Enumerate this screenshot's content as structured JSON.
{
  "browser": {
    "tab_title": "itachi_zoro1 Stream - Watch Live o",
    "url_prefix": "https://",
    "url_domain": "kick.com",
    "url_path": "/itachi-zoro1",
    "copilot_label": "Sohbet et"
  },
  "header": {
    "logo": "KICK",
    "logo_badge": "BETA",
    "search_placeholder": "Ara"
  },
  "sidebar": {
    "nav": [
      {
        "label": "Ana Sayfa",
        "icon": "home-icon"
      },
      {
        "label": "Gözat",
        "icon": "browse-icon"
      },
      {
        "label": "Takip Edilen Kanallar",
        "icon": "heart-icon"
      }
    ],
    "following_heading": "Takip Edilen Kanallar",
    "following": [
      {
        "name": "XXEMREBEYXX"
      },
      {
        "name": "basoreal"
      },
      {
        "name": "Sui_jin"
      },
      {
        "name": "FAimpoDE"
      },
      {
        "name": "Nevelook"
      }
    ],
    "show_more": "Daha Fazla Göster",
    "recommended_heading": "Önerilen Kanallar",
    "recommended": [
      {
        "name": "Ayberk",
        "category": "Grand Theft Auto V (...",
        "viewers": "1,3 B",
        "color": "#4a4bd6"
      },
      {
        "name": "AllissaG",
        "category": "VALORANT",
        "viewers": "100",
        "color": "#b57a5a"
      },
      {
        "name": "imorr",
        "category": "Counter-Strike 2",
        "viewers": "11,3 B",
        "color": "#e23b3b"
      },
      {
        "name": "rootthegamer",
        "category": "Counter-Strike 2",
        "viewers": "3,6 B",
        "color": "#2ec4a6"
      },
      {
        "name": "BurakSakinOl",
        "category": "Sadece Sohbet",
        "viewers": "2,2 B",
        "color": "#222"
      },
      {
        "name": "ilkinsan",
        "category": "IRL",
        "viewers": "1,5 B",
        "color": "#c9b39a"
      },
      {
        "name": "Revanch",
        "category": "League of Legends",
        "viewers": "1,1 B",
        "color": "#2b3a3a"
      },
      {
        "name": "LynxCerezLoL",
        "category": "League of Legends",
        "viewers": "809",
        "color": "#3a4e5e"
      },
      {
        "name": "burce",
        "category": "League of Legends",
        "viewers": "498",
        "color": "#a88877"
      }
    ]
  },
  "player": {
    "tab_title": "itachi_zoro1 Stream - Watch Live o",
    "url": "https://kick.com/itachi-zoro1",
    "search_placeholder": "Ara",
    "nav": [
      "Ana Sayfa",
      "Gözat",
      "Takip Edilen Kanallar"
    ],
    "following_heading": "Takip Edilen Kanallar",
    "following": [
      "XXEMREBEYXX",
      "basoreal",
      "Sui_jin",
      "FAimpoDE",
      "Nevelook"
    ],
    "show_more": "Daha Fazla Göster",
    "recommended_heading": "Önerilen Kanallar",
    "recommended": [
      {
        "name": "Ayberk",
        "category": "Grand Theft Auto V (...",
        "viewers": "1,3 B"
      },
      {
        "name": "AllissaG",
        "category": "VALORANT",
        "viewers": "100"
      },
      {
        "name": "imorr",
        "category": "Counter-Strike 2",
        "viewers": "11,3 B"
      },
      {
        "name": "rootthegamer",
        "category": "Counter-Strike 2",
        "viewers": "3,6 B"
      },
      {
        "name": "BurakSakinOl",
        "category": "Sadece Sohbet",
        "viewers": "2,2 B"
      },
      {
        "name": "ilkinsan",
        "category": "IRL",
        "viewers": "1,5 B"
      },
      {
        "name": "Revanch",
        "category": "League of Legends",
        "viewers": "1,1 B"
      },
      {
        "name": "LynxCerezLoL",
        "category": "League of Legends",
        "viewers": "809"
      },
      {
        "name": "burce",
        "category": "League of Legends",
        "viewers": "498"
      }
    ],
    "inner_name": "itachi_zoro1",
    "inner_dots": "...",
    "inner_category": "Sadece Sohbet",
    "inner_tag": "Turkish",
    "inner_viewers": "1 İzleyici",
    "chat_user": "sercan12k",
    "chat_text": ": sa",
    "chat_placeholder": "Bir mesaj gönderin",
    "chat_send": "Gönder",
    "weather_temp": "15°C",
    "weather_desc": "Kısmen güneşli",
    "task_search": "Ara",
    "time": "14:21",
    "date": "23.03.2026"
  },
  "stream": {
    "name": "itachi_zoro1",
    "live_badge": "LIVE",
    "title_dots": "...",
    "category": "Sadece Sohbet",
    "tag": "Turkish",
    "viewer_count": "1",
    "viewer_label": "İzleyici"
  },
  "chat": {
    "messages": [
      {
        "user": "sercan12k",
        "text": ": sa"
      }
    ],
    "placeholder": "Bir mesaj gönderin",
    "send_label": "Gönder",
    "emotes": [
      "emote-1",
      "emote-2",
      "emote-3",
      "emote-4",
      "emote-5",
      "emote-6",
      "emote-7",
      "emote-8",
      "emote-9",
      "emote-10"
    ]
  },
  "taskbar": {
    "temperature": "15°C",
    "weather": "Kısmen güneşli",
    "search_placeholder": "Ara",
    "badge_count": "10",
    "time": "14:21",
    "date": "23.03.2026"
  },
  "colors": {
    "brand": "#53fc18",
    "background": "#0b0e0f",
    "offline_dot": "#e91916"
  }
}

Aim:
Using the records above, copy each line that contains "Kısmen".

Response:
    "weather_desc": "Kısmen güneşli",
    "weather": "Kısmen güneşli",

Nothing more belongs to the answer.